STATED PROBLEM >>
Copy out all of the material exactly.

Stored entries
-- Begin --
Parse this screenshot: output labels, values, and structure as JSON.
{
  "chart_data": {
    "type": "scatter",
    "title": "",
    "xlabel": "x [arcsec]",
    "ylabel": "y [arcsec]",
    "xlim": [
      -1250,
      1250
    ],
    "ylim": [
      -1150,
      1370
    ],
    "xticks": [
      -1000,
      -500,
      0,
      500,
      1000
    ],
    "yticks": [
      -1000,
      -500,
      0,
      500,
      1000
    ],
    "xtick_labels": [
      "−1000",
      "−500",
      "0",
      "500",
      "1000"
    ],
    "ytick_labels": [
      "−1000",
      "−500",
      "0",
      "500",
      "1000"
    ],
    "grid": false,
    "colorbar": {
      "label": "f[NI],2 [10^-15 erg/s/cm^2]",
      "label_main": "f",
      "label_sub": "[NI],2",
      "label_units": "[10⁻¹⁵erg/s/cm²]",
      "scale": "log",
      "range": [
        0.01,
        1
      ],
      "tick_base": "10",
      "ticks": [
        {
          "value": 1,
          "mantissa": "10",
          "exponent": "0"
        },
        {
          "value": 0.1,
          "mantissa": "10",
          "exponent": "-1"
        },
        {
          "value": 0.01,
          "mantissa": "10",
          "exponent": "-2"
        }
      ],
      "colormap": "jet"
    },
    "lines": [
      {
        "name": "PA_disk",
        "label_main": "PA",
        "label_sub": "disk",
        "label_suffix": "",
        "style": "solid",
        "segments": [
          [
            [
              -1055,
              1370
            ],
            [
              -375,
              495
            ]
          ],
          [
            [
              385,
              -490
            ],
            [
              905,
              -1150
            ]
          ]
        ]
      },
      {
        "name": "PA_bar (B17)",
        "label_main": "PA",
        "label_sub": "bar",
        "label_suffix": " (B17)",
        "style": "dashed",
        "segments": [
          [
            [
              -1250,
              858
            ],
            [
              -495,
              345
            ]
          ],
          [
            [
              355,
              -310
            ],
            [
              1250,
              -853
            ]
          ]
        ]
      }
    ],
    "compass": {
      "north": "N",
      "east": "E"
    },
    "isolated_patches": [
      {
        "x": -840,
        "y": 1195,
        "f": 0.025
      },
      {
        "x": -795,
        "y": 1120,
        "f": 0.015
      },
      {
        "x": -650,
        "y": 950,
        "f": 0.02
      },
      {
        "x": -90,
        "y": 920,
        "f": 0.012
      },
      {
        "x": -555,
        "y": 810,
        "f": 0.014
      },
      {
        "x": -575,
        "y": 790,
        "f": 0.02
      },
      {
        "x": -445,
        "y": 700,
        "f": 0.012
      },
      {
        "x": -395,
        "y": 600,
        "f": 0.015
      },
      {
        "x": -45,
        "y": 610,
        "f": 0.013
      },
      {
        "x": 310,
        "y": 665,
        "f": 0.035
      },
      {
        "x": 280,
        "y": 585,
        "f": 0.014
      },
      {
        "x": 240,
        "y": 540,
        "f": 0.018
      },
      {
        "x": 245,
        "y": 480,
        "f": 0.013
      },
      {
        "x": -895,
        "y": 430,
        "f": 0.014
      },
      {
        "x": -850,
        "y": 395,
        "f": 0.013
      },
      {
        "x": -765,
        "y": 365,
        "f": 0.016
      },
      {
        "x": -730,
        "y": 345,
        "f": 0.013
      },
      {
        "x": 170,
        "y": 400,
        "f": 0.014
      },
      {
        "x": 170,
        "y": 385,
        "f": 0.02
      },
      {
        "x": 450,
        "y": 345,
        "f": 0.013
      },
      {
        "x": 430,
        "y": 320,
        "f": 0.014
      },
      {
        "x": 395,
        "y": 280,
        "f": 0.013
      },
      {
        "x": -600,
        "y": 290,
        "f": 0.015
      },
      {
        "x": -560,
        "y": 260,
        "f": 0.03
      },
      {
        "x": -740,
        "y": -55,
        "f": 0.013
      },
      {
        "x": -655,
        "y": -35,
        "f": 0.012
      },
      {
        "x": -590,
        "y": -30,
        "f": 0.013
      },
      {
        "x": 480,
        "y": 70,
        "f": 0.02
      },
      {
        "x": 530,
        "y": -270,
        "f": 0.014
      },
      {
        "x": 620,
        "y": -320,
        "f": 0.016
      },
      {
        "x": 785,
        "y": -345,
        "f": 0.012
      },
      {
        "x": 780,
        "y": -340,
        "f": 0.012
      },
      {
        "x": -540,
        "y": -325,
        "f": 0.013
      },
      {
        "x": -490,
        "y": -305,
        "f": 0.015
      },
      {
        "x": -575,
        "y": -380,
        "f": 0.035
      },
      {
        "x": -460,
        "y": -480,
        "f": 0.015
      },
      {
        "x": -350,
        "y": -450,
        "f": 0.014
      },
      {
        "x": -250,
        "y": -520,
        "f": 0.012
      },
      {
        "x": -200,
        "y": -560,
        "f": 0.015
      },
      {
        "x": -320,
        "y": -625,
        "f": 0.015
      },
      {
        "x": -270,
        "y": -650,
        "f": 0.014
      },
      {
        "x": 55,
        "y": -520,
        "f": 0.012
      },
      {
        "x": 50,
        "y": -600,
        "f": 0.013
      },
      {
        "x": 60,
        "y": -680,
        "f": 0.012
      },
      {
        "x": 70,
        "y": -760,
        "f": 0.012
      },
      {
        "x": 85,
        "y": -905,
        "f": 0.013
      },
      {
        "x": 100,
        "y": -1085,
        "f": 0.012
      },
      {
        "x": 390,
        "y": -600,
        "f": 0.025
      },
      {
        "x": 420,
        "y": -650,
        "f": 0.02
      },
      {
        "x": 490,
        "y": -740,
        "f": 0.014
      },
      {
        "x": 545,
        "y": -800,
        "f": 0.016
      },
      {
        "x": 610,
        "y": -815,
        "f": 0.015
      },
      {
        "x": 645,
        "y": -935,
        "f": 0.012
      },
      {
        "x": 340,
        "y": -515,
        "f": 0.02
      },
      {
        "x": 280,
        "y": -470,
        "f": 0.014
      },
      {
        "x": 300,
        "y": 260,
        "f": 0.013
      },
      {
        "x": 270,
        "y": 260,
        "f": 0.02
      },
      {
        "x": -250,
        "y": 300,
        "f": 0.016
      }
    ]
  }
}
-- End --
SOLUTION TO THE PROBLEM >>
Parse this screenshot: output labels, values, and structure as JSON.
{
  "chart_data": {
    "type": "scatter",
    "title": "",
    "xlabel": "x [arcsec]",
    "ylabel": "y [arcsec]",
    "xlim": [
      -1250,
      1250
    ],
    "ylim": [
      -1150,
      1370
    ],
    "xticks": [
      -1000,
      -500,
      0,
      500,
      1000
    ],
    "yticks": [
      -1000,
      -500,
      0,
      500,
      1000
    ],
    "xtick_labels": [
      "−1000",
      "−500",
      "0",
      "500",
      "1000"
    ],
    "ytick_labels": [
      "−1000",
      "−500",
      "0",
      "500",
      "1000"
    ],
    "grid": false,
    "colorbar": {
      "label": "f[NI],2 [10^-15 erg/s/cm^2]",
      "label_main": "f",
      "label_sub": "[NI],2",
      "label_units": "[10⁻¹⁵erg/s/cm²]",
      "scale": "log",
      "range": [
        0.01,
        1
      ],
      "tick_base": "10",
      "ticks": [
        {
          "value": 1,
          "mantissa": "10",
          "exponent": "0"
        },
        {
          "value": 0.1,
          "mantissa": "10",
          "exponent": "-1"
        },
        {
          "value": 0.01,
          "mantissa": "10",
          "exponent": "-2"
        }
      ],
      "colormap": "jet"
    },
    "lines": [
      {
        "name": "PA_disk",
        "label_main": "PA",
        "label_sub": "disk",
        "label_suffix": "",
        "style": "solid",
        "segments": [
          [
            [
              -1055,
              1370
            ],
            [
              -375,
              495
            ]
          ],
          [
            [
              385,
              -490
            ],
            [
              905,
              -1150
            ]
          ]
        ]
      },
      {
        "name": "PA_bar (B17)",
        "label_main": "PA",
        "label_sub": "bar",
        "label_suffix": " (B17)",
        "style": "dashed",
        "segments": [
          [
            [
              -1250,
              858
            ],
            [
              -495,
              345
            ]
          ],
          [
            [
              355,
              -310
            ],
            [
              1250,
              -853
            ]
          ]
        ]
      }
    ],
    "compass": {
      "north": "N",
      "east": "E"
    },
    "isolated_patches": [
      {
        "x": -840,
        "y": 1195,
        "f": 0.025
      },
      {
        "x": -795,
        "y": 1120,
        "f": 0.015
      },
      {
        "x": -650,
        "y": 950,
        "f": 0.02
      },
      {
        "x": -90,
        "y": 920,
        "f": 0.012
      },
      {
        "x": -555,
        "y": 810,
        "f": 0.014
      },
      {
        "x": -575,
        "y": 790,
        "f": 0.02
      },
      {
        "x": -445,
        "y": 700,
        "f": 0.012
      },
      {
        "x": -395,
        "y": 600,
        "f": 0.015
      },
      {
        "x": -45,
        "y": 610,
        "f": 0.013
      },
      {
        "x": 310,
        "y": 665,
        "f": 0.035
      },
      {
        "x": 280,
        "y": 585,
        "f": 0.014
      },
      {
        "x": 240,
        "y": 540,
        "f": 0.018
      },
      {
        "x": 245,
        "y": 480,
        "f": 0.013
      },
      {
        "x": -895,
        "y": 430,
        "f": 0.014
      },
      {
        "x": -850,
        "y": 395,
        "f": 0.013
      },
      {
        "x": -765,
        "y": 365,
        "f": 0.016
      },
      {
        "x": -730,
        "y": 345,
        "f": 0.013
      },
      {
        "x": 170,
        "y": 400,
        "f": 0.014
      },
      {
        "x": 170,
        "y": 385,
        "f": 0.02
      },
      {
        "x": 450,
        "y": 345,
        "f": 0.013
      },
      {
        "x": 430,
        "y": 320,
        "f": 0.014
      },
      {
        "x": 395,
        "y": 280,
        "f": 0.013
      },
      {
        "x": -600,
        "y": 290,
        "f": 0.015
      },
      {
        "x": -560,
        "y": 260,
        "f": 0.03
      },
      {
        "x": -740,
        "y": -55,
        "f": 0.013
      },
      {
        "x": -655,
        "y": -35,
        "f": 0.012
      },
      {
        "x": -590,
        "y": -30,
        "f": 0.013
      },
      {
        "x": 480,
        "y": 70,
        "f": 0.02
      },
      {
        "x": 530,
        "y": -270,
        "f": 0.014
      },
      {
        "x": 620,
        "y": -320,
        "f": 0.016
      },
      {
        "x": 785,
        "y": -345,
        "f": 0.012
      },
      {
        "x": 780,
        "y": -340,
        "f": 0.012
      },
      {
        "x": -540,
        "y": -325,
        "f": 0.013
      },
      {
        "x": -490,
        "y": -305,
        "f": 0.015
      },
      {
        "x": -575,
        "y": -380,
        "f": 0.035
      },
      {
        "x": -460,
        "y": -480,
        "f": 0.015
      },
      {
        "x": -350,
        "y": -450,
        "f": 0.014
      },
      {
        "x": -250,
        "y": -520,
        "f": 0.012
      },
      {
        "x": -200,
        "y": -560,
        "f": 0.015
      },
      {
        "x": -320,
        "y": -625,
        "f": 0.015
      },
      {
        "x": -270,
        "y": -650,
        "f": 0.014
      },
      {
        "x": 55,
        "y": -520,
        "f": 0.012
      },
      {
        "x": 50,
        "y": -600,
        "f": 0.013
      },
      {
        "x": 60,
        "y": -680,
        "f": 0.012
      },
      {
        "x": 70,
        "y": -760,
        "f": 0.012
      },
      {
        "x": 85,
        "y": -905,
        "f": 0.013
      },
      {
        "x": 100,
        "y": -1085,
        "f": 0.012
      },
      {
        "x": 390,
        "y": -600,
        "f": 0.025
      },
      {
        "x": 420,
        "y": -650,
        "f": 0.02
      },
      {
        "x": 490,
        "y": -740,
        "f": 0.014
      },
      {
        "x": 545,
        "y": -800,
        "f": 0.016
      },
      {
        "x": 610,
        "y": -815,
        "f": 0.015
      },
      {
        "x": 645,
        "y": -935,
        "f": 0.012
      },
      {
        "x": 340,
        "y": -515,
        "f": 0.02
      },
      {
        "x": 280,
        "y": -470,
        "f": 0.014
      },
      {
        "x": 300,
        "y": 260,
        "f": 0.013
      },
      {
        "x": 270,
        "y": 260,
        "f": 0.02
      },
      {
        "x": -250,
        "y": 300,
        "f": 0.016
      }
    ]
  }
}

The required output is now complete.